**The task**
Every record below should be printed exactly as given.
____________________
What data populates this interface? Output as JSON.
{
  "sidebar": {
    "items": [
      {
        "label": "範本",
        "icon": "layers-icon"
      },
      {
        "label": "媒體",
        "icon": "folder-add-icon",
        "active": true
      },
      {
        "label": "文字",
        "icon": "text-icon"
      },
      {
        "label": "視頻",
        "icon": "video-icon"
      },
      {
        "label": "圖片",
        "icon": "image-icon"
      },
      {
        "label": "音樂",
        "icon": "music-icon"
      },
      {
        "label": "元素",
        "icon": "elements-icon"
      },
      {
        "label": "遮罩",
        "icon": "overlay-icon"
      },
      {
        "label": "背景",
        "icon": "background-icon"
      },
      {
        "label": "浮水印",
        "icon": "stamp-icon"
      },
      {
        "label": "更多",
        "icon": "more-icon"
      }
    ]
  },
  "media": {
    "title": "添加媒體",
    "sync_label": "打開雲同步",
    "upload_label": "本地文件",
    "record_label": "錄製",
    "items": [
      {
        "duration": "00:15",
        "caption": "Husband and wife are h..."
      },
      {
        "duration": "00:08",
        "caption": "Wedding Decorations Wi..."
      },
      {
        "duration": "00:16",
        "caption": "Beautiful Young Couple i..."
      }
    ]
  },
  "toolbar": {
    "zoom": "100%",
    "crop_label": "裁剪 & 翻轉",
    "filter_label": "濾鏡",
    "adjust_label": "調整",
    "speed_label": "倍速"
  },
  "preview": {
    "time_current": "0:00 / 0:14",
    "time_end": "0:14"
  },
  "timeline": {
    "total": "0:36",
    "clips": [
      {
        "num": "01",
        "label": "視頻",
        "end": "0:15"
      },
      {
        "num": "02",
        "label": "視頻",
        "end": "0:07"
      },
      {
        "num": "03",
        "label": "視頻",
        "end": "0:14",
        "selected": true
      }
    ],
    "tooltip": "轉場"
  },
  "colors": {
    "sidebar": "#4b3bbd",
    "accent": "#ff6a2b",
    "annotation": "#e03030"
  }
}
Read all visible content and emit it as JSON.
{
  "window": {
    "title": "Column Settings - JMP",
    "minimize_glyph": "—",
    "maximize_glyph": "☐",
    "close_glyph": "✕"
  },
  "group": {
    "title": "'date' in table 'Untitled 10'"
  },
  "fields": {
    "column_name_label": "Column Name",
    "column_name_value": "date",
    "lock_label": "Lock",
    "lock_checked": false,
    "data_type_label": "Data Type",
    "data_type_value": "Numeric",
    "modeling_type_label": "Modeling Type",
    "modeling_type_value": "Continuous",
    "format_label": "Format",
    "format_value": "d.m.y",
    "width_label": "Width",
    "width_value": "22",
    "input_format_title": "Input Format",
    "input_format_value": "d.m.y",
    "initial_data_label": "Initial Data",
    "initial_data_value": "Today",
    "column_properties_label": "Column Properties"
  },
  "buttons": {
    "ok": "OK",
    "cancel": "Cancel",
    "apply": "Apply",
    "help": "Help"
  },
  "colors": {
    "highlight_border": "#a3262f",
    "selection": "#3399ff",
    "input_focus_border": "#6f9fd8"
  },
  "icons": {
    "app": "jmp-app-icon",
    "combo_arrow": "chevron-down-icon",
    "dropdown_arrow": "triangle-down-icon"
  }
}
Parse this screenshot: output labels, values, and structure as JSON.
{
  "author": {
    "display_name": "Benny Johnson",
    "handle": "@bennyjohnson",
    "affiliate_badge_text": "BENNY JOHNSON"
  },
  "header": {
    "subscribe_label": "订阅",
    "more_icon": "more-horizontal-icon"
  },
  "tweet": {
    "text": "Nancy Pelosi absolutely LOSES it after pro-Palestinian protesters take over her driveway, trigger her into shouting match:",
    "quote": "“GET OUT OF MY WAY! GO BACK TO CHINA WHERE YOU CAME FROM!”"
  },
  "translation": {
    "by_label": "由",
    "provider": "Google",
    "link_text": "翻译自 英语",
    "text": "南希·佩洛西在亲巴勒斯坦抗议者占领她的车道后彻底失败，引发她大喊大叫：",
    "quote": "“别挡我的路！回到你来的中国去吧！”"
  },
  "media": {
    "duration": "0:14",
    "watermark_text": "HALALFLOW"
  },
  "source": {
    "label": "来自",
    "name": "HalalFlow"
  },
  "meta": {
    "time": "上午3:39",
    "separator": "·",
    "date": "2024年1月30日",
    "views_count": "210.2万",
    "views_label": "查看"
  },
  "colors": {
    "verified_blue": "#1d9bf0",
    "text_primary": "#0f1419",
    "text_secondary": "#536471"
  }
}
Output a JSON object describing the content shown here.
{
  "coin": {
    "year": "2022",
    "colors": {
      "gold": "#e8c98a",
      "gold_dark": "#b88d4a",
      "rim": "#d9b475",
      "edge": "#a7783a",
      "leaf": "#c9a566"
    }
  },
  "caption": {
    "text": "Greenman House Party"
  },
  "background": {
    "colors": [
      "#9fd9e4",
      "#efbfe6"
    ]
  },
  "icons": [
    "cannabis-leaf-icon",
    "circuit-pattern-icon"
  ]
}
____________________
**Result for this exercise**
What data populates this interface? Output as JSON.
{
  "sidebar": {
    "items": [
      {
        "label": "範本",
        "icon": "layers-icon"
      },
      {
        "label": "媒體",
        "icon": "folder-add-icon",
        "active": true
      },
      {
        "label": "文字",
        "icon": "text-icon"
      },
      {
        "label": "視頻",
        "icon": "video-icon"
      },
      {
        "label": "圖片",
        "icon": "image-icon"
      },
      {
        "label": "音樂",
        "icon": "music-icon"
      },
      {
        "label": "元素",
        "icon": "elements-icon"
      },
      {
        "label": "遮罩",
        "icon": "overlay-icon"
      },
      {
        "label": "背景",
        "icon": "background-icon"
      },
      {
        "label": "浮水印",
        "icon": "stamp-icon"
      },
      {
        "label": "更多",
        "icon": "more-icon"
      }
    ]
  },
  "media": {
    "title": "添加媒體",
    "sync_label": "打開雲同步",
    "upload_label": "本地文件",
    "record_label": "錄製",
    "items": [
      {
        "duration": "00:15",
        "caption": "Husband and wife are h..."
      },
      {
        "duration": "00:08",
        "caption": "Wedding Decorations Wi..."
      },
      {
        "duration": "00:16",
        "caption": "Beautiful Young Couple i..."
      }
    ]
  },
  "toolbar": {
    "zoom": "100%",
    "crop_label": "裁剪 & 翻轉",
    "filter_label": "濾鏡",
    "adjust_label": "調整",
    "speed_label": "倍速"
  },
  "preview": {
    "time_current": "0:00 / 0:14",
    "time_end": "0:14"
  },
  "timeline": {
    "total": "0:36",
    "clips": [
      {
        "num": "01",
        "label": "視頻",
        "end": "0:15"
      },
      {
        "num": "02",
        "label": "視頻",
        "end": "0:07"
      },
      {
        "num": "03",
        "label": "視頻",
        "end": "0:14",
        "selected": true
      }
    ],
    "tooltip": "轉場"
  },
  "colors": {
    "sidebar": "#4b3bbd",
    "accent": "#ff6a2b",
    "annotation": "#e03030"
  }
}
Read all visible content and emit it as JSON.
{
  "window": {
    "title": "Column Settings - JMP",
    "minimize_glyph": "—",
    "maximize_glyph": "☐",
    "close_glyph": "✕"
  },
  "group": {
    "title": "'date' in table 'Untitled 10'"
  },
  "fields": {
    "column_name_label": "Column Name",
    "column_name_value": "date",
    "lock_label": "Lock",
    "lock_checked": false,
    "data_type_label": "Data Type",
    "data_type_value": "Numeric",
    "modeling_type_label": "Modeling Type",
    "modeling_type_value": "Continuous",
    "format_label": "Format",
    "format_value": "d.m.y",
    "width_label": "Width",
    "width_value": "22",
    "input_format_title": "Input Format",
    "input_format_value": "d.m.y",
    "initial_data_label": "Initial Data",
    "initial_data_value": "Today",
    "column_properties_label": "Column Properties"
  },
  "buttons": {
    "ok": "OK",
    "cancel": "Cancel",
    "apply": "Apply",
    "help": "Help"
  },
  "colors": {
    "highlight_border": "#a3262f",
    "selection": "#3399ff",
    "input_focus_border": "#6f9fd8"
  },
  "icons": {
    "app": "jmp-app-icon",
    "combo_arrow": "chevron-down-icon",
    "dropdown_arrow": "triangle-down-icon"
  }
}
Parse this screenshot: output labels, values, and structure as JSON.
{
  "author": {
    "display_name": "Benny Johnson",
    "handle": "@bennyjohnson",
    "affiliate_badge_text": "BENNY JOHNSON"
  },
  "header": {
    "subscribe_label": "订阅",
    "more_icon": "more-horizontal-icon"
  },
  "tweet": {
    "text": "Nancy Pelosi absolutely LOSES it after pro-Palestinian protesters take over her driveway, trigger her into shouting match:",
    "quote": "“GET OUT OF MY WAY! GO BACK TO CHINA WHERE YOU CAME FROM!”"
  },
  "translation": {
    "by_label": "由",
    "provider": "Google",
    "link_text": "翻译自 英语",
    "text": "南希·佩洛西在亲巴勒斯坦抗议者占领她的车道后彻底失败，引发她大喊大叫：",
    "quote": "“别挡我的路！回到你来的中国去吧！”"
  },
  "media": {
    "duration": "0:14",
    "watermark_text": "HALALFLOW"
  },
  "source": {
    "label": "来自",
    "name": "HalalFlow"
  },
  "meta": {
    "time": "上午3:39",
    "separator": "·",
    "date": "2024年1月30日",
    "views_count": "210.2万",
    "views_label": "查看"
  },
  "colors": {
    "verified_blue": "#1d9bf0",
    "text_primary": "#0f1419",
    "text_secondary": "#536471"
  }
}
Output a JSON object describing the content shown here.
{
  "coin": {
    "year": "2022",
    "colors": {
      "gold": "#e8c98a",
      "gold_dark": "#b88d4a",
      "rim": "#d9b475",
      "edge": "#a7783a",
      "leaf": "#c9a566"
    }
  },
  "caption": {
    "text": "Greenman House Party"
  },
  "background": {
    "colors": [
      "#9fd9e4",
      "#efbfe6"
    ]
  },
  "icons": [
    "cannabis-leaf-icon",
    "circuit-pattern-icon"
  ]
}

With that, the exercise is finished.